Set problem | Any pictures in the records below should be skipped; write out everything else exactly.

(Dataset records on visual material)
** Start **

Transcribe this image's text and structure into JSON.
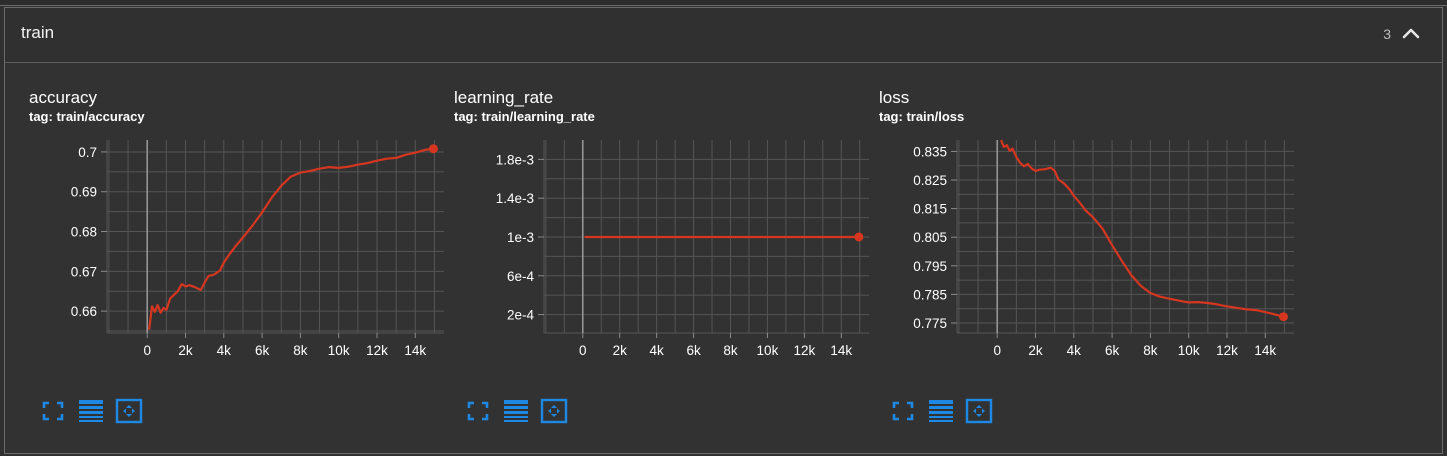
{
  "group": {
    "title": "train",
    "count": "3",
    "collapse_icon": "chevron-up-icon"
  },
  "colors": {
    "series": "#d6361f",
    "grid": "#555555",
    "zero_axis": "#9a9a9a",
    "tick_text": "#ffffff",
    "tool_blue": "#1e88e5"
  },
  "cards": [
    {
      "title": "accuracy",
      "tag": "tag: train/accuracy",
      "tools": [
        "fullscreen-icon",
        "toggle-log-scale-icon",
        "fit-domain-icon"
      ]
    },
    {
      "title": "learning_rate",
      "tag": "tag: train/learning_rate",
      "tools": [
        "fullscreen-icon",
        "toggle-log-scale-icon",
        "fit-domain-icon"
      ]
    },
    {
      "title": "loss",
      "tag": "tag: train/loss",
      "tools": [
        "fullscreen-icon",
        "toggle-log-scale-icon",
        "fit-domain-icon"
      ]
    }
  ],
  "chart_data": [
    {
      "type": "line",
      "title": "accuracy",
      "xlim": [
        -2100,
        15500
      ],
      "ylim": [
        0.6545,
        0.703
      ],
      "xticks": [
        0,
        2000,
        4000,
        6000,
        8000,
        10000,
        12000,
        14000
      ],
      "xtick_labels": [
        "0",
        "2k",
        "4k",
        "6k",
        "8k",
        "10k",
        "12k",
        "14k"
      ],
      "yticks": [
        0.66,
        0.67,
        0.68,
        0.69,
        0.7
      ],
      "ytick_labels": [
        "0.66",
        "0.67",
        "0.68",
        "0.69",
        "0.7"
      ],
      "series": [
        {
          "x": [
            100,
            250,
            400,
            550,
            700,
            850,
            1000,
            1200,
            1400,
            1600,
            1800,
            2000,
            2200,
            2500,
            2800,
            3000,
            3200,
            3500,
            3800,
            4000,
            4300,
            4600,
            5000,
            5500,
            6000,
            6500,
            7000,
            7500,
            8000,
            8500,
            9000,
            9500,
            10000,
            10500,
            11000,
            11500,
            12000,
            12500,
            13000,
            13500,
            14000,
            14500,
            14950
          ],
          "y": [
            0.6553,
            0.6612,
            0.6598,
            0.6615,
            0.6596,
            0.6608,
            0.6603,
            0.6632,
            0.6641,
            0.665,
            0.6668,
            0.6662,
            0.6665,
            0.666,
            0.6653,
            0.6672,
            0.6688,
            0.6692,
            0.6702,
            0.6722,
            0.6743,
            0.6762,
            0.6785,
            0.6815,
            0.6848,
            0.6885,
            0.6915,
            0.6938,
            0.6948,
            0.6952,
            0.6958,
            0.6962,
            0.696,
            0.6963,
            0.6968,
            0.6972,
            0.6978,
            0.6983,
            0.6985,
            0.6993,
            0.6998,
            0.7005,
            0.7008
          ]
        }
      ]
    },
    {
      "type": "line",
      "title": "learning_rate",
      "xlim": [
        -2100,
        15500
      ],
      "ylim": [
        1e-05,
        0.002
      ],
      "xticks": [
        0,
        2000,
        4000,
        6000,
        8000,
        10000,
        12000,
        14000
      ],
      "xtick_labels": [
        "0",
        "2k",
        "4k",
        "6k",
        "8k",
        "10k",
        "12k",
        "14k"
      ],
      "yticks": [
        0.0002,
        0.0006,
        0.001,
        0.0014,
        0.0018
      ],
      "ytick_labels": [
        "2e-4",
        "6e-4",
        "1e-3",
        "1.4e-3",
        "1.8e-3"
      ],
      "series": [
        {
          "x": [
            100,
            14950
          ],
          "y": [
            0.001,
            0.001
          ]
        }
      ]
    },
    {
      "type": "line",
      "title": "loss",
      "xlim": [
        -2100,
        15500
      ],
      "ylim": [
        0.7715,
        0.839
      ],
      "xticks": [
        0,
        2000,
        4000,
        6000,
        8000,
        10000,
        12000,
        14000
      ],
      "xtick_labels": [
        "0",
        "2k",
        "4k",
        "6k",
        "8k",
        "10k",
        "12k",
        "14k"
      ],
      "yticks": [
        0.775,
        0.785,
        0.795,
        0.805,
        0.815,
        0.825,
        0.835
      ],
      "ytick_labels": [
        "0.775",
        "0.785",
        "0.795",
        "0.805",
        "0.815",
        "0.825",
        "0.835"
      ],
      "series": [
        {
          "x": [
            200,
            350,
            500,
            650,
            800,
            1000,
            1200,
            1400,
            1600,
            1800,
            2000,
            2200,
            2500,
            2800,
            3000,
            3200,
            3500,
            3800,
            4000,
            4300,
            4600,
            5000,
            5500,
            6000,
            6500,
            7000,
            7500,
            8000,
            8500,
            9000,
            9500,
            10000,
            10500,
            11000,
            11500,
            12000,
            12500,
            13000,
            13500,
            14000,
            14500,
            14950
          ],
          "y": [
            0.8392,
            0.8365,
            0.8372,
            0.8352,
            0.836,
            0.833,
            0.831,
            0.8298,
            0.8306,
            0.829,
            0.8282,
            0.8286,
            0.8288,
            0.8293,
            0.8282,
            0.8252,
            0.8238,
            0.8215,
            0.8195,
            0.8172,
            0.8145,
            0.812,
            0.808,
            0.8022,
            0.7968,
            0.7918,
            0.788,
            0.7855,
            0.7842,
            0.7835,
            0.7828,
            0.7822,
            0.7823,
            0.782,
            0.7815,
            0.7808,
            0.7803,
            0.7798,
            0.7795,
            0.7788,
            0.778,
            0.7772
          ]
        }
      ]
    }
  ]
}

** End **

Solution for this problem |
Transcribe this image's text and structure into JSON.
{
  "group": {
    "title": "train",
    "count": "3",
    "collapse_icon": "chevron-up-icon"
  },
  "colors": {
    "series": "#d6361f",
    "grid": "#555555",
    "zero_axis": "#9a9a9a",
    "tick_text": "#ffffff",
    "tool_blue": "#1e88e5"
  },
  "cards": [
    {
      "title": "accuracy",
      "tag": "tag: train/accuracy",
      "tools": [
        "fullscreen-icon",
        "toggle-log-scale-icon",
        "fit-domain-icon"
      ]
    },
    {
      "title": "learning_rate",
      "tag": "tag: train/learning_rate",
      "tools": [
        "fullscreen-icon",
        "toggle-log-scale-icon",
        "fit-domain-icon"
      ]
    },
    {
      "title": "loss",
      "tag": "tag: train/loss",
      "tools": [
        "fullscreen-icon",
        "toggle-log-scale-icon",
        "fit-domain-icon"
      ]
    }
  ],
  "chart_data": [
    {
      "type": "line",
      "title": "accuracy",
      "xlim": [
        -2100,
        15500
      ],
      "ylim": [
        0.6545,
        0.703
      ],
      "xticks": [
        0,
        2000,
        4000,
        6000,
        8000,
        10000,
        12000,
        14000
      ],
      "xtick_labels": [
        "0",
        "2k",
        "4k",
        "6k",
        "8k",
        "10k",
        "12k",
        "14k"
      ],
      "yticks": [
        0.66,
        0.67,
        0.68,
        0.69,
        0.7
      ],
      "ytick_labels": [
        "0.66",
        "0.67",
        "0.68",
        "0.69",
        "0.7"
      ],
      "series": [
        {
          "x": [
            100,
            250,
            400,
            550,
            700,
            850,
            1000,
            1200,
            1400,
            1600,
            1800,
            2000,
            2200,
            2500,
            2800,
            3000,
            3200,
            3500,
            3800,
            4000,
            4300,
            4600,
            5000,
            5500,
            6000,
            6500,
            7000,
            7500,
            8000,
            8500,
            9000,
            9500,
            10000,
            10500,
            11000,
            11500,
            12000,
            12500,
            13000,
            13500,
            14000,
            14500,
            14950
          ],
          "y": [
            0.6553,
            0.6612,
            0.6598,
            0.6615,
            0.6596,
            0.6608,
            0.6603,
            0.6632,
            0.6641,
            0.665,
            0.6668,
            0.6662,
            0.6665,
            0.666,
            0.6653,
            0.6672,
            0.6688,
            0.6692,
            0.6702,
            0.6722,
            0.6743,
            0.6762,
            0.6785,
            0.6815,
            0.6848,
            0.6885,
            0.6915,
            0.6938,
            0.6948,
            0.6952,
            0.6958,
            0.6962,
            0.696,
            0.6963,
            0.6968,
            0.6972,
            0.6978,
            0.6983,
            0.6985,
            0.6993,
            0.6998,
            0.7005,
            0.7008
          ]
        }
      ]
    },
    {
      "type": "line",
      "title": "learning_rate",
      "xlim": [
        -2100,
        15500
      ],
      "ylim": [
        1e-05,
        0.002
      ],
      "xticks": [
        0,
        2000,
        4000,
        6000,
        8000,
        10000,
        12000,
        14000
      ],
      "xtick_labels": [
        "0",
        "2k",
        "4k",
        "6k",
        "8k",
        "10k",
        "12k",
        "14k"
      ],
      "yticks": [
        0.0002,
        0.0006,
        0.001,
        0.0014,
        0.0018
      ],
      "ytick_labels": [
        "2e-4",
        "6e-4",
        "1e-3",
        "1.4e-3",
        "1.8e-3"
      ],
      "series": [
        {
          "x": [
            100,
            14950
          ],
          "y": [
            0.001,
            0.001
          ]
        }
      ]
    },
    {
      "type": "line",
      "title": "loss",
      "xlim": [
        -2100,
        15500
      ],
      "ylim": [
        0.7715,
        0.839
      ],
      "xticks": [
        0,
        2000,
        4000,
        6000,
        8000,
        10000,
        12000,
        14000
      ],
      "xtick_labels": [
        "0",
        "2k",
        "4k",
        "6k",
        "8k",
        "10k",
        "12k",
        "14k"
      ],
      "yticks": [
        0.775,
        0.785,
        0.795,
        0.805,
        0.815,
        0.825,
        0.835
      ],
      "ytick_labels": [
        "0.775",
        "0.785",
        "0.795",
        "0.805",
        "0.815",
        "0.825",
        "0.835"
      ],
      "series": [
        {
          "x": [
            200,
            350,
            500,
            650,
            800,
            1000,
            1200,
            1400,
            1600,
            1800,
            2000,
            2200,
            2500,
            2800,
            3000,
            3200,
            3500,
            3800,
            4000,
            4300,
            4600,
            5000,
            5500,
            6000,
            6500,
            7000,
            7500,
            8000,
            8500,
            9000,
            9500,
            10000,
            10500,
            11000,
            11500,
            12000,
            12500,
            13000,
            13500,
            14000,
            14500,
            14950
          ],
          "y": [
            0.8392,
            0.8365,
            0.8372,
            0.8352,
            0.836,
            0.833,
            0.831,
            0.8298,
            0.8306,
            0.829,
            0.8282,
            0.8286,
            0.8288,
            0.8293,
            0.8282,
            0.8252,
            0.8238,
            0.8215,
            0.8195,
            0.8172,
            0.8145,
            0.812,
            0.808,
            0.8022,
            0.7968,
            0.7918,
            0.788,
            0.7855,
            0.7842,
            0.7835,
            0.7828,
            0.7822,
            0.7823,
            0.782,
            0.7815,
            0.7808,
            0.7803,
            0.7798,
            0.7795,
            0.7788,
            0.778,
            0.7772
          ]
        }
      ]
    }
  ]
}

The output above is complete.